— Begin —
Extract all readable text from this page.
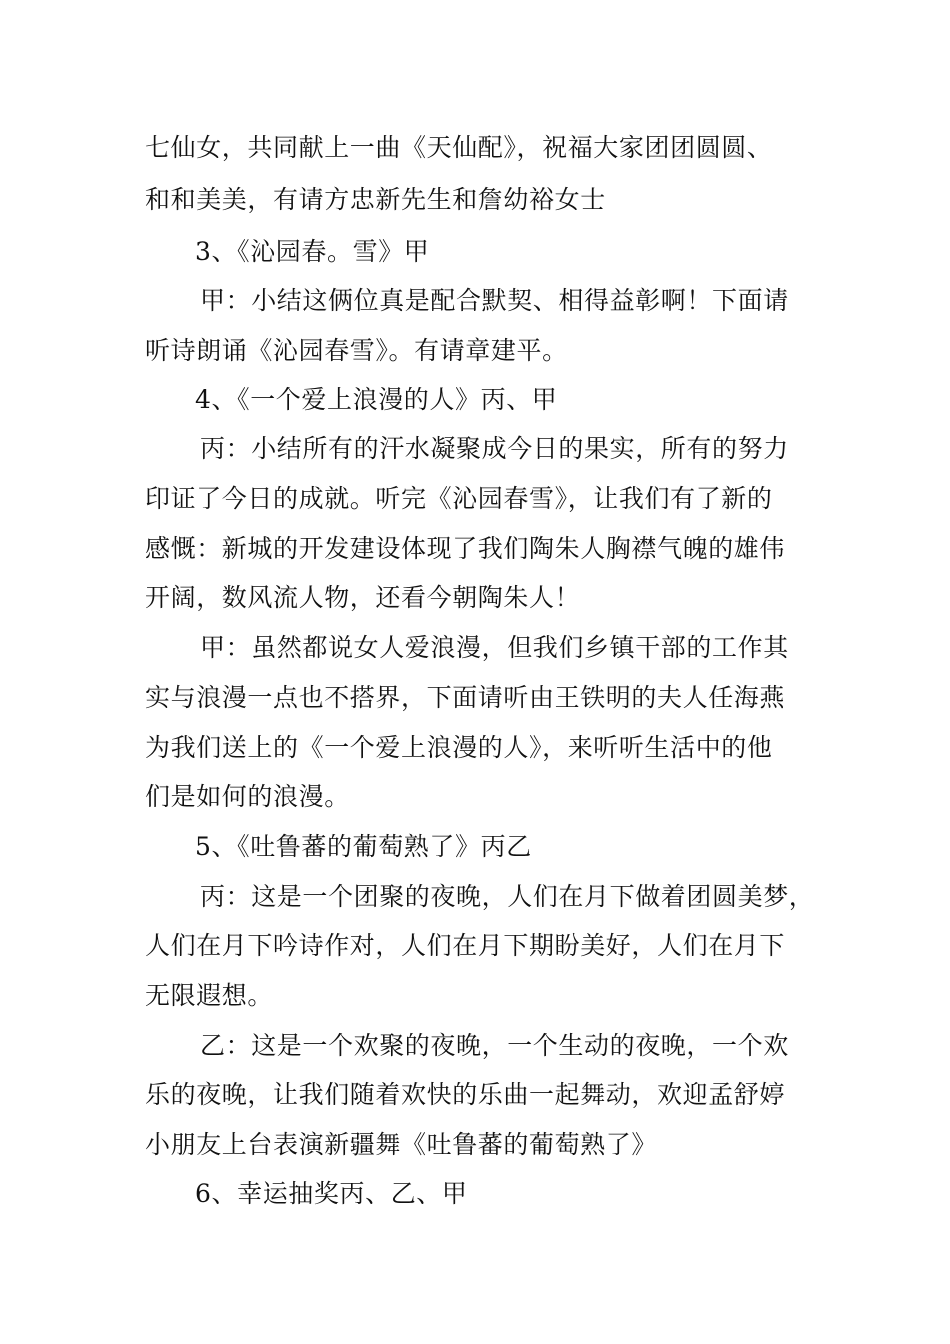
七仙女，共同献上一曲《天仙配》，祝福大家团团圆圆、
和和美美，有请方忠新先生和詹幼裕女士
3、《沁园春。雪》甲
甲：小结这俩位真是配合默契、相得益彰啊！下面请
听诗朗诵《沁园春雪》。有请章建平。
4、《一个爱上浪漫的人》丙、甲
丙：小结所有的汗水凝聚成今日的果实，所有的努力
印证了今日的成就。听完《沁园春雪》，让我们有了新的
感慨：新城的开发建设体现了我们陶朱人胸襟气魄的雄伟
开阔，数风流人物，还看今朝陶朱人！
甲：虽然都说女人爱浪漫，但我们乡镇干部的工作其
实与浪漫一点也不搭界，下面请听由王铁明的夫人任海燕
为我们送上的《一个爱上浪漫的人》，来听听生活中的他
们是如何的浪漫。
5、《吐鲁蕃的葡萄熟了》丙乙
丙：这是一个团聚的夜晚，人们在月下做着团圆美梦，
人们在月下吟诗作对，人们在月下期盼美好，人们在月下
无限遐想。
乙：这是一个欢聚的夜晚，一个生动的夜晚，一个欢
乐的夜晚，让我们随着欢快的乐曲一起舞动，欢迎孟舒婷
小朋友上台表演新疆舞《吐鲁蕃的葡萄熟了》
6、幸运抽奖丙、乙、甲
— End —
_TASK PROMPT_.
Repeat the data in full and exactly. Omit pictures.

_REPLY TO THE EXERCISE_.
Extract all readable text from this page.
七仙女，共同献上一曲《天仙配》，祝福大家团团圆圆、
和和美美，有请方忠新先生和詹幼裕女士
3、《沁园春。雪》甲
甲：小结这俩位真是配合默契、相得益彰啊！下面请
听诗朗诵《沁园春雪》。有请章建平。
4、《一个爱上浪漫的人》丙、甲
丙：小结所有的汗水凝聚成今日的果实，所有的努力
印证了今日的成就。听完《沁园春雪》，让我们有了新的
感慨：新城的开发建设体现了我们陶朱人胸襟气魄的雄伟
开阔，数风流人物，还看今朝陶朱人！
甲：虽然都说女人爱浪漫，但我们乡镇干部的工作其
实与浪漫一点也不搭界，下面请听由王铁明的夫人任海燕
为我们送上的《一个爱上浪漫的人》，来听听生活中的他
们是如何的浪漫。
5、《吐鲁蕃的葡萄熟了》丙乙
丙：这是一个团聚的夜晚，人们在月下做着团圆美梦，
人们在月下吟诗作对，人们在月下期盼美好，人们在月下
无限遐想。
乙：这是一个欢聚的夜晚，一个生动的夜晚，一个欢
乐的夜晚，让我们随着欢快的乐曲一起舞动，欢迎孟舒婷
小朋友上台表演新疆舞《吐鲁蕃的葡萄熟了》
6、幸运抽奖丙、乙、甲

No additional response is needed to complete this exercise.